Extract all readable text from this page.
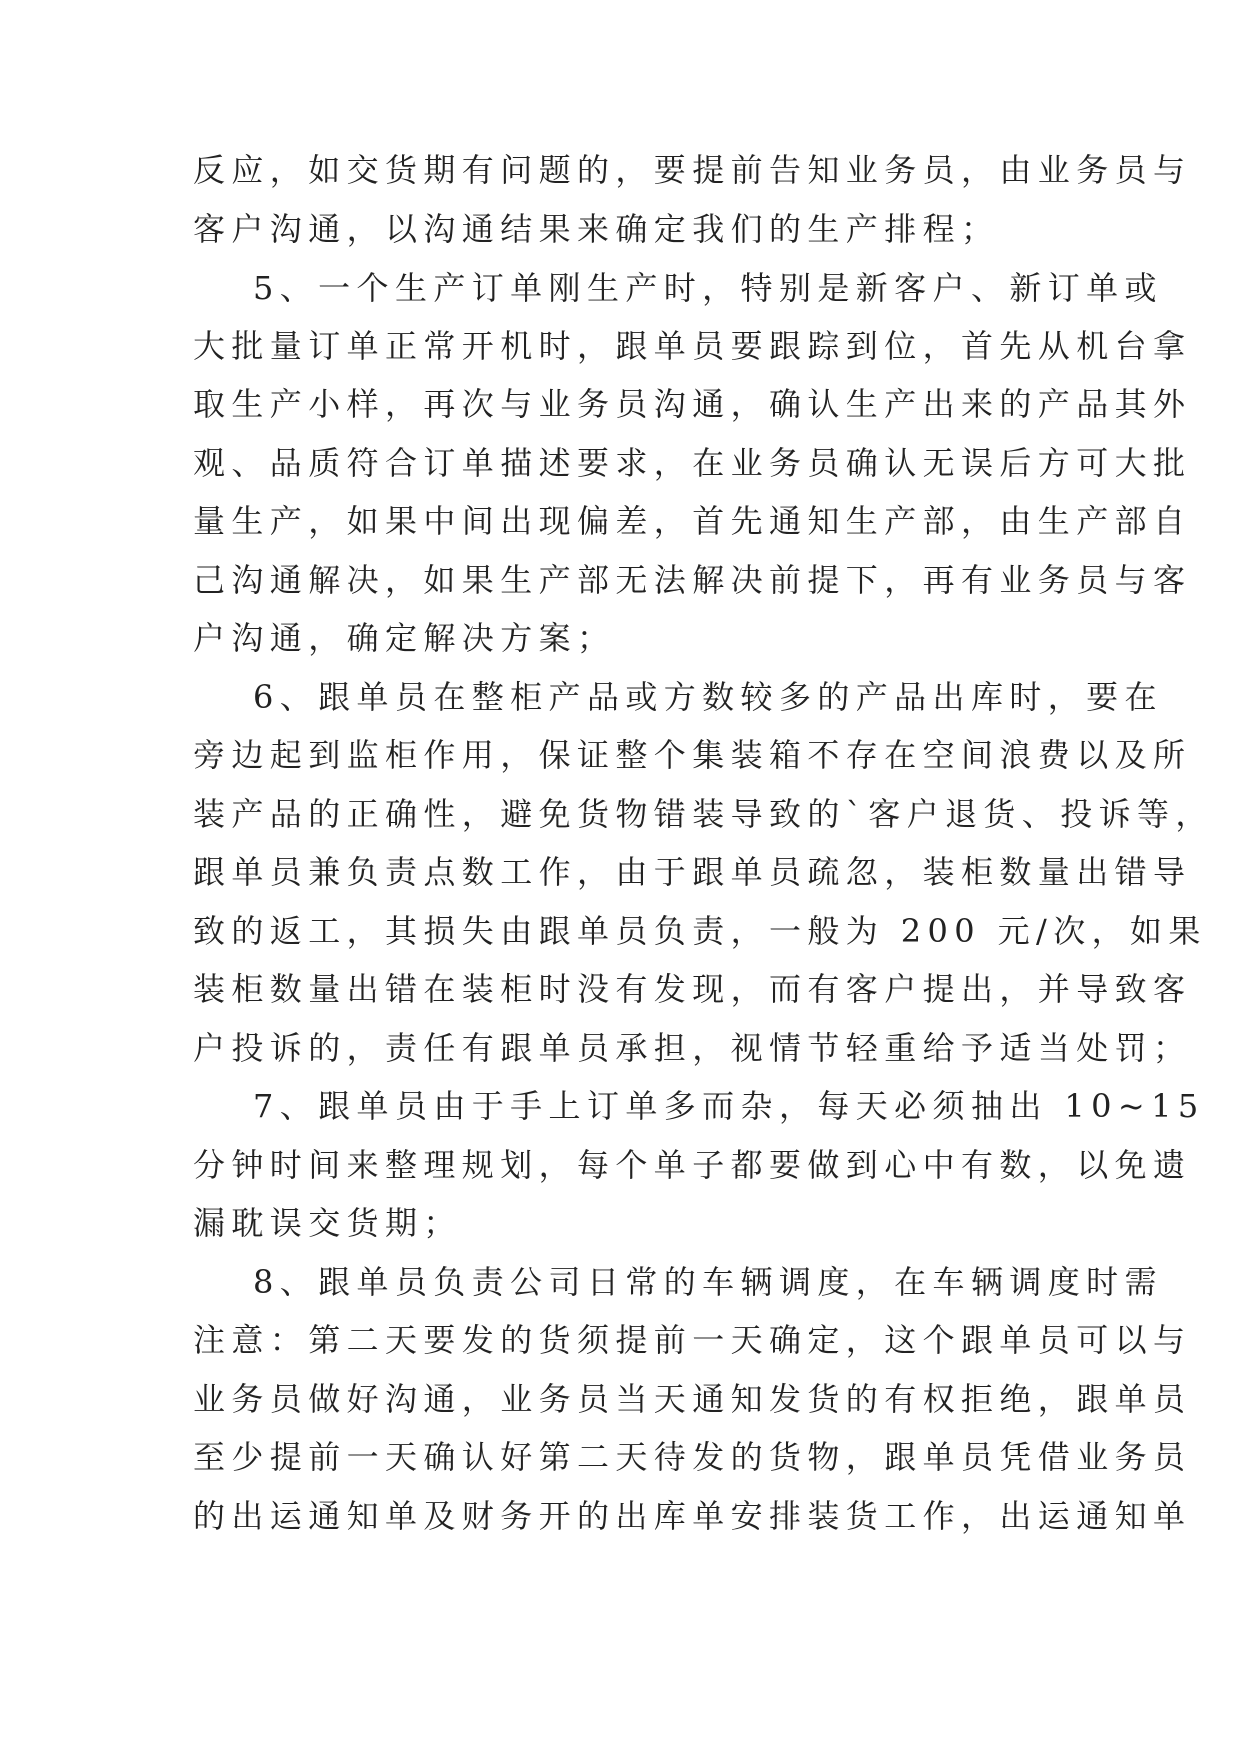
反应，如交货期有问题的，要提前告知业务员，由业务员与
客户沟通，以沟通结果来确定我们的生产排程；
5、一个生产订单刚生产时，特别是新客户、新订单或
大批量订单正常开机时，跟单员要跟踪到位，首先从机台拿
取生产小样，再次与业务员沟通，确认生产出来的产品其外
观、品质符合订单描述要求，在业务员确认无误后方可大批
量生产，如果中间出现偏差，首先通知生产部，由生产部自
己沟通解决，如果生产部无法解决前提下，再有业务员与客
户沟通，确定解决方案；
6、跟单员在整柜产品或方数较多的产品出库时，要在
旁边起到监柜作用，保证整个集装箱不存在空间浪费以及所
装产品的正确性，避免货物错装导致的`客户退货、投诉等，
跟单员兼负责点数工作，由于跟单员疏忽，装柜数量出错导
致的返工，其损失由跟单员负责，一般为 200 元/次，如果
装柜数量出错在装柜时没有发现，而有客户提出，并导致客
户投诉的，责任有跟单员承担，视情节轻重给予适当处罚；
7、跟单员由于手上订单多而杂，每天必须抽出 10~15
分钟时间来整理规划，每个单子都要做到心中有数，以免遗
漏耽误交货期；
8、跟单员负责公司日常的车辆调度，在车辆调度时需
注意：第二天要发的货须提前一天确定，这个跟单员可以与
业务员做好沟通，业务员当天通知发货的有权拒绝，跟单员
至少提前一天确认好第二天待发的货物，跟单员凭借业务员
的出运通知单及财务开的出库单安排装货工作，出运通知单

*-*-*

Leave out the pictures and copy the rest of the material above exactly.

Extract all readable text from this page.
反应，如交货期有问题的，要提前告知业务员，由业务员与
客户沟通，以沟通结果来确定我们的生产排程；
5、一个生产订单刚生产时，特别是新客户、新订单或
大批量订单正常开机时，跟单员要跟踪到位，首先从机台拿
取生产小样，再次与业务员沟通，确认生产出来的产品其外
观、品质符合订单描述要求，在业务员确认无误后方可大批
量生产，如果中间出现偏差，首先通知生产部，由生产部自
己沟通解决，如果生产部无法解决前提下，再有业务员与客
户沟通，确定解决方案；
6、跟单员在整柜产品或方数较多的产品出库时，要在
旁边起到监柜作用，保证整个集装箱不存在空间浪费以及所
装产品的正确性，避免货物错装导致的`客户退货、投诉等，
跟单员兼负责点数工作，由于跟单员疏忽，装柜数量出错导
致的返工，其损失由跟单员负责，一般为 200 元/次，如果
装柜数量出错在装柜时没有发现，而有客户提出，并导致客
户投诉的，责任有跟单员承担，视情节轻重给予适当处罚；
7、跟单员由于手上订单多而杂，每天必须抽出 10~15
分钟时间来整理规划，每个单子都要做到心中有数，以免遗
漏耽误交货期；
8、跟单员负责公司日常的车辆调度，在车辆调度时需
注意：第二天要发的货须提前一天确定，这个跟单员可以与
业务员做好沟通，业务员当天通知发货的有权拒绝，跟单员
至少提前一天确认好第二天待发的货物，跟单员凭借业务员
的出运通知单及财务开的出库单安排装货工作，出运通知单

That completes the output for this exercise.